# START OF Given data

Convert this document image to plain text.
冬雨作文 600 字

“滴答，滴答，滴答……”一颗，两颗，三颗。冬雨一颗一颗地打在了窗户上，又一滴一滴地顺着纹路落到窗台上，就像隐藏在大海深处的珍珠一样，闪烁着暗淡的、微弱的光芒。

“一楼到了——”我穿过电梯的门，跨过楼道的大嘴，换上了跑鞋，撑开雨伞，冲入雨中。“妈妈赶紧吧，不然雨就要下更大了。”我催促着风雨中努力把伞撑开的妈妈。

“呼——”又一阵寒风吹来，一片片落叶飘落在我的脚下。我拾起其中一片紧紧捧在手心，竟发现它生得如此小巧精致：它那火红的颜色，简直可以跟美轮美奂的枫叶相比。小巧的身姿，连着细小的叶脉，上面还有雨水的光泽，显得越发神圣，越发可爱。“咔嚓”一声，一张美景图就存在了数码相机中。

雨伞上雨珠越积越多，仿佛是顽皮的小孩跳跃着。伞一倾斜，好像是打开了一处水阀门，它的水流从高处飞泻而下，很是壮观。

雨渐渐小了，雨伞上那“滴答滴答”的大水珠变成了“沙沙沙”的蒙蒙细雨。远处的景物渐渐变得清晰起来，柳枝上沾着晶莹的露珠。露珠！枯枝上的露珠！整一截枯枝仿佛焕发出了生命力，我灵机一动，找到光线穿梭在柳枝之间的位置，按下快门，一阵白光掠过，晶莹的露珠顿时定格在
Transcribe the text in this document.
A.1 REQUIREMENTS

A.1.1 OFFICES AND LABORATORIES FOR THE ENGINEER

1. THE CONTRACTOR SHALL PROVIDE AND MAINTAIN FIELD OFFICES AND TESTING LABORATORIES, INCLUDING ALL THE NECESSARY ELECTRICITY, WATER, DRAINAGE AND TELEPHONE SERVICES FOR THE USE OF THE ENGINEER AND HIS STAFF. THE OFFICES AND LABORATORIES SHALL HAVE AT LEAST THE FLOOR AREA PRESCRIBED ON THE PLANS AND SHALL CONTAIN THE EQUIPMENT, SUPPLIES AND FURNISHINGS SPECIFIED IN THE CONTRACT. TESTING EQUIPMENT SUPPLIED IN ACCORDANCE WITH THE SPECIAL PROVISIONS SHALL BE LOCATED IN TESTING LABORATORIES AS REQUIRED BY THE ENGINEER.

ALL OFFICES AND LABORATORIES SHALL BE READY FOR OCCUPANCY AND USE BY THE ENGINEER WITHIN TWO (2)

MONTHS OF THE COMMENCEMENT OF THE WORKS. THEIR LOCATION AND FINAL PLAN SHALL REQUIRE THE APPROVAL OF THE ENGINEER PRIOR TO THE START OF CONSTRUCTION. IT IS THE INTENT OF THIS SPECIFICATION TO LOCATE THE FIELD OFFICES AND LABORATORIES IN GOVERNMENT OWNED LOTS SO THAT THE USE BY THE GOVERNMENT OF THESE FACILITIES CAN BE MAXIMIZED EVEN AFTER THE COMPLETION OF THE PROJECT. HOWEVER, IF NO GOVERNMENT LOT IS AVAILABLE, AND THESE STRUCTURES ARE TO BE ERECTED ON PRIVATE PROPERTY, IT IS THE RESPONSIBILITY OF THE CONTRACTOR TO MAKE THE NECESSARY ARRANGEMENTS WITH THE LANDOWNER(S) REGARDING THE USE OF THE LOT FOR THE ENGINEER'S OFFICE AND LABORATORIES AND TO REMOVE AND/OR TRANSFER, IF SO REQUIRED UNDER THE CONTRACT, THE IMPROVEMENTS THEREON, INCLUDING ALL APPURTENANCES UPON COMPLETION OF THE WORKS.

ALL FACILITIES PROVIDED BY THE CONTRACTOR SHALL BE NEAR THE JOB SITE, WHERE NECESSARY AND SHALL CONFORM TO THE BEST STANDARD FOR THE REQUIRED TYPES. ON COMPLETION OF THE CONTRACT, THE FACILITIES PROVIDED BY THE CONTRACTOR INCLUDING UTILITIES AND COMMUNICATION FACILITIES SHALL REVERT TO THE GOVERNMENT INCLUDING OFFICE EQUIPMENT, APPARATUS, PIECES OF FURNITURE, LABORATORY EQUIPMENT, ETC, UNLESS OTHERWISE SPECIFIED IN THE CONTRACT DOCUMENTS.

# END OF Given data

**Task statement**
Find every line in the records above that contains the word "GOVERNMENT", and copy each one.

**Complete response**
MONTHS OF THE COMMENCEMENT OF THE WORKS. THEIR LOCATION AND FINAL PLAN SHALL REQUIRE THE APPROVAL OF THE ENGINEER PRIOR TO THE START OF CONSTRUCTION. IT IS THE INTENT OF THIS SPECIFICATION TO LOCATE THE FIELD OFFICES AND LABORATORIES IN GOVERNMENT OWNED LOTS SO THAT THE USE BY THE GOVERNMENT OF THESE FACILITIES CAN BE MAXIMIZED EVEN AFTER THE COMPLETION OF THE PROJECT. HOWEVER, IF NO GOVERNMENT LOT IS AVAILABLE, AND THESE STRUCTURES ARE TO BE ERECTED ON PRIVATE PROPERTY, IT IS THE RESPONSIBILITY OF THE CONTRACTOR TO MAKE THE NECESSARY ARRANGEMENTS WITH THE LANDOWNER(S) REGARDING THE USE OF THE LOT FOR THE ENGINEER'S OFFICE AND LABORATORIES AND TO REMOVE AND/OR TRANSFER, IF SO REQUIRED UNDER THE CONTRACT, THE IMPROVEMENTS THEREON, INCLUDING ALL APPURTENANCES UPON COMPLETION OF THE WORKS.
ALL FACILITIES PROVIDED BY THE CONTRACTOR SHALL BE NEAR THE JOB SITE, WHERE NECESSARY AND SHALL CONFORM TO THE BEST STANDARD FOR THE REQUIRED TYPES. ON COMPLETION OF THE CONTRACT, THE FACILITIES PROVIDED BY THE CONTRACTOR INCLUDING UTILITIES AND COMMUNICATION FACILITIES SHALL REVERT TO THE GOVERNMENT INCLUDING OFFICE EQUIPMENT, APPARATUS, PIECES OF FURNITURE, LABORATORY EQUIPMENT, ETC, UNLESS OTHERWISE SPECIFIED IN THE CONTRACT DOCUMENTS.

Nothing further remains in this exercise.